[Written exercise] Output the material beneath this task exactly, images excluded.

[Stored records]
--------------------------------------------------
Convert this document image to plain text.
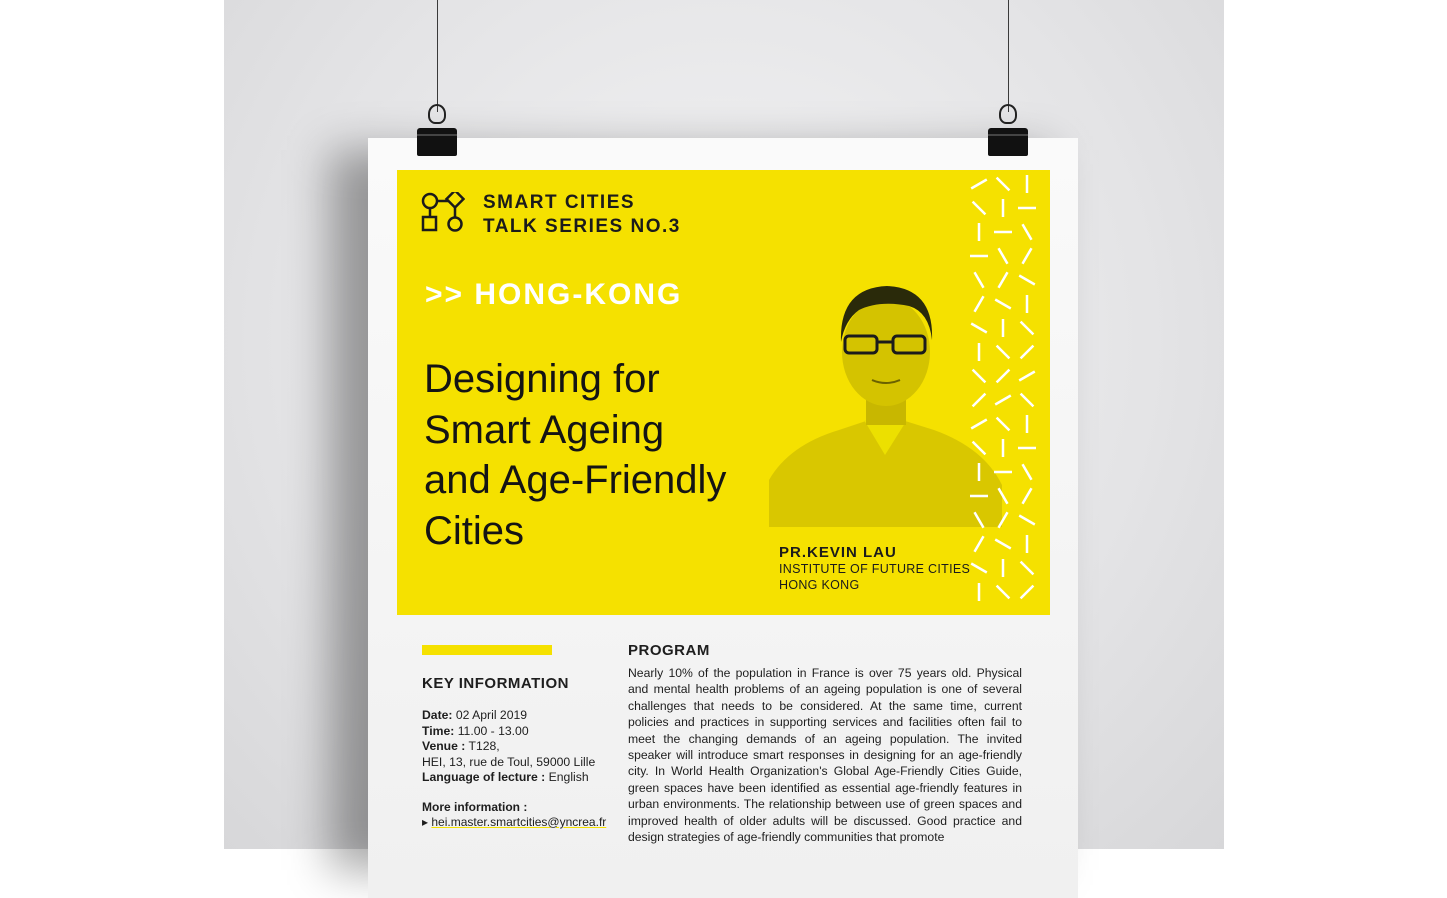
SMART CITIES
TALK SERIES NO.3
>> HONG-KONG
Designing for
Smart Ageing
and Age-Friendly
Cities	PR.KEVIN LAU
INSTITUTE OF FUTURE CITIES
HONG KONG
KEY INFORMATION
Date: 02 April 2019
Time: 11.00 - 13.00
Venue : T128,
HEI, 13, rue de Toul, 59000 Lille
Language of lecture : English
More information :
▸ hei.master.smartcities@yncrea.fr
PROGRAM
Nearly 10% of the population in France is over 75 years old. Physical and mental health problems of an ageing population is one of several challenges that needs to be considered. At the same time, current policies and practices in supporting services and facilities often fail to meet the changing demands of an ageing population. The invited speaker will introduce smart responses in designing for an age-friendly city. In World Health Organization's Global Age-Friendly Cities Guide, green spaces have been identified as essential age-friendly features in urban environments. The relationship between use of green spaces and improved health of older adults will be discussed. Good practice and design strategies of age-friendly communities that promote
--------------------------------------------------
[Task output]
Convert this document image to plain text.
SMART CITIES
TALK SERIES NO.3
>> HONG-KONG
Designing for
Smart Ageing
and Age-Friendly
Cities	PR.KEVIN LAU
INSTITUTE OF FUTURE CITIES
HONG KONG
KEY INFORMATION
Date: 02 April 2019
Time: 11.00 - 13.00
Venue : T128,
HEI, 13, rue de Toul, 59000 Lille
Language of lecture : English
More information :
▸ hei.master.smartcities@yncrea.fr
PROGRAM
Nearly 10% of the population in France is over 75 years old. Physical and mental health problems of an ageing population is one of several challenges that needs to be considered. At the same time, current policies and practices in supporting services and facilities often fail to meet the changing demands of an ageing population. The invited speaker will introduce smart responses in designing for an age-friendly city. In World Health Organization's Global Age-Friendly Cities Guide, green spaces have been identified as essential age-friendly features in urban environments. The relationship between use of green spaces and improved health of older adults will be discussed. Good practice and design strategies of age-friendly communities that promote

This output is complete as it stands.